Entries taken from a collection:
————

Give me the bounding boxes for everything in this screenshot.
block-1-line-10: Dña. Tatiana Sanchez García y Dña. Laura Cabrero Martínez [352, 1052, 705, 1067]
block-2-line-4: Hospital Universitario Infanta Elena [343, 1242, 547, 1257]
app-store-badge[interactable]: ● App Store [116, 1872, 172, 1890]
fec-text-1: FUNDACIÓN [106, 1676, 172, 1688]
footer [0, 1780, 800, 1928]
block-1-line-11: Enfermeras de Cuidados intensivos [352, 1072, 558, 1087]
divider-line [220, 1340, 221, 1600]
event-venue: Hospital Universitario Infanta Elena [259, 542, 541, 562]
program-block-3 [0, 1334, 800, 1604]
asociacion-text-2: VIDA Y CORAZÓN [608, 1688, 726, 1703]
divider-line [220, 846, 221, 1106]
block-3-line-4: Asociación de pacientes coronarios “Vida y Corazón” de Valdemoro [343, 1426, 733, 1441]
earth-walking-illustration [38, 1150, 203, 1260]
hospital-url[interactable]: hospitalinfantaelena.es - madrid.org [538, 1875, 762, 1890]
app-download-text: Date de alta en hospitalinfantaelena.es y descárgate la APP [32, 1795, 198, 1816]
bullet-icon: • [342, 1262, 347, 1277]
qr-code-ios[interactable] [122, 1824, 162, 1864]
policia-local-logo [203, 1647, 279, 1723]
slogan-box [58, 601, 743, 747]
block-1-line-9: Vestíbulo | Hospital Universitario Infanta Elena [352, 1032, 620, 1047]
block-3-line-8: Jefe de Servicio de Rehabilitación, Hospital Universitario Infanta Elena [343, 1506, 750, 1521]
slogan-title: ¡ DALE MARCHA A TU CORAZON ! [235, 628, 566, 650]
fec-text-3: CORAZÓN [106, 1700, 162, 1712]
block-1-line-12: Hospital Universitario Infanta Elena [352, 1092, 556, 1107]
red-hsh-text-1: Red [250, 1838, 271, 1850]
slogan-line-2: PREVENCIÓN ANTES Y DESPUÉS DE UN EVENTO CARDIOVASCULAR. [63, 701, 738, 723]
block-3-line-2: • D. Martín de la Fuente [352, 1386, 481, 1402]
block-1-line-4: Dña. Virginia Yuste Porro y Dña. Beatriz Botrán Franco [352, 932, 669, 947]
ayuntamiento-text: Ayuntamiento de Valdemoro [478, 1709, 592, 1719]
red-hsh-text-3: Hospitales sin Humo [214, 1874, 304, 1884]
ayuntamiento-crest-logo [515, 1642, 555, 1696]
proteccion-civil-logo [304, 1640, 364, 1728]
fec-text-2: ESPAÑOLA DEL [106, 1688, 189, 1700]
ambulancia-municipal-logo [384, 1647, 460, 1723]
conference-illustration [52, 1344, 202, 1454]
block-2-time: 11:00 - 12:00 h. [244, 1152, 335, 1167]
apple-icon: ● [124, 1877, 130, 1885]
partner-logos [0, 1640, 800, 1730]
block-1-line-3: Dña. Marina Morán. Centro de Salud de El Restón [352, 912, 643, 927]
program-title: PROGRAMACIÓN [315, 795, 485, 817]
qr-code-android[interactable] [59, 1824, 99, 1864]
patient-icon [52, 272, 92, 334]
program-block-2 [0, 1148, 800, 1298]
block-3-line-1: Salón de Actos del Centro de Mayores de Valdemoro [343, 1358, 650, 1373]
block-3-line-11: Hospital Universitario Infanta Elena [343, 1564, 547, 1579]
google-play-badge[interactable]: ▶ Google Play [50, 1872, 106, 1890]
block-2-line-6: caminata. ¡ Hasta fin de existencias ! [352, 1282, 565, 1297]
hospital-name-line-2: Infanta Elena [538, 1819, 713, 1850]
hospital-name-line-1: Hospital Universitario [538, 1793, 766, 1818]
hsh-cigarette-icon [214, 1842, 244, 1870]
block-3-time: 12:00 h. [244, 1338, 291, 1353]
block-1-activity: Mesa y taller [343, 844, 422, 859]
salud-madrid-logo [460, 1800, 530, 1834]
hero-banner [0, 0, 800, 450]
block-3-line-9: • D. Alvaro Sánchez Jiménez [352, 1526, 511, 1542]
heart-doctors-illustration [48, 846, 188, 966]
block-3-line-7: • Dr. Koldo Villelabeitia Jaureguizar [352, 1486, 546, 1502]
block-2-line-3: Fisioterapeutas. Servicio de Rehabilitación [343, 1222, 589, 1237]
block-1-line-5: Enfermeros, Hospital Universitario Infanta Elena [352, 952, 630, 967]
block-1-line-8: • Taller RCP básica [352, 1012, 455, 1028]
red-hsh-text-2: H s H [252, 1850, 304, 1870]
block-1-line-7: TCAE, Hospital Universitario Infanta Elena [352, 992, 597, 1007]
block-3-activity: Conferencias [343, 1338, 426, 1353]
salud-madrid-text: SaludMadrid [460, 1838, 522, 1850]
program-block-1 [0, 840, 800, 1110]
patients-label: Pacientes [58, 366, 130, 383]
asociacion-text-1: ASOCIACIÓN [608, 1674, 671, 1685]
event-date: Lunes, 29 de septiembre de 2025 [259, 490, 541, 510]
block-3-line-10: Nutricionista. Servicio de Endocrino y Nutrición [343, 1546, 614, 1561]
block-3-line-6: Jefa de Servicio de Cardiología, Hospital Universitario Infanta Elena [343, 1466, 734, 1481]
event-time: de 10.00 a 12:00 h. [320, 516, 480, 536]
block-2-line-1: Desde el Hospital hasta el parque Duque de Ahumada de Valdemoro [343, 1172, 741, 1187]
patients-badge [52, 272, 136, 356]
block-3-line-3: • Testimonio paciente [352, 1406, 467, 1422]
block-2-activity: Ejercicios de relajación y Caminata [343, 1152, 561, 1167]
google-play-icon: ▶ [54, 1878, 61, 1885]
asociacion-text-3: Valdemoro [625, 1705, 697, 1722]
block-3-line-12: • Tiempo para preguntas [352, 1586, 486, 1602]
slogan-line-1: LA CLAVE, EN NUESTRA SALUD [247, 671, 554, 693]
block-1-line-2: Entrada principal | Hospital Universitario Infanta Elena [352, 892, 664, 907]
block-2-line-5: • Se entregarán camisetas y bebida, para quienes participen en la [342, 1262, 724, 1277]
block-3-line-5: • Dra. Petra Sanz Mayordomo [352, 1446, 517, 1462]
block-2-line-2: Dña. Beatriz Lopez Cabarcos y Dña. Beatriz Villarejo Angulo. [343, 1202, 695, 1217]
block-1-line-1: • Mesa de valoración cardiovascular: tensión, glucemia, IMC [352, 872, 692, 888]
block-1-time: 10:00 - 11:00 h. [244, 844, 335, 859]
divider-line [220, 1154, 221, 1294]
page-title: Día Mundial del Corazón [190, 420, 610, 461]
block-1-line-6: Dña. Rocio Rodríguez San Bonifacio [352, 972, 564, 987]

————

Task instructions: Counting only lines that contain the word "Servicio", state how many appear in the entries, and add nothing.

Answer to this exercise: 4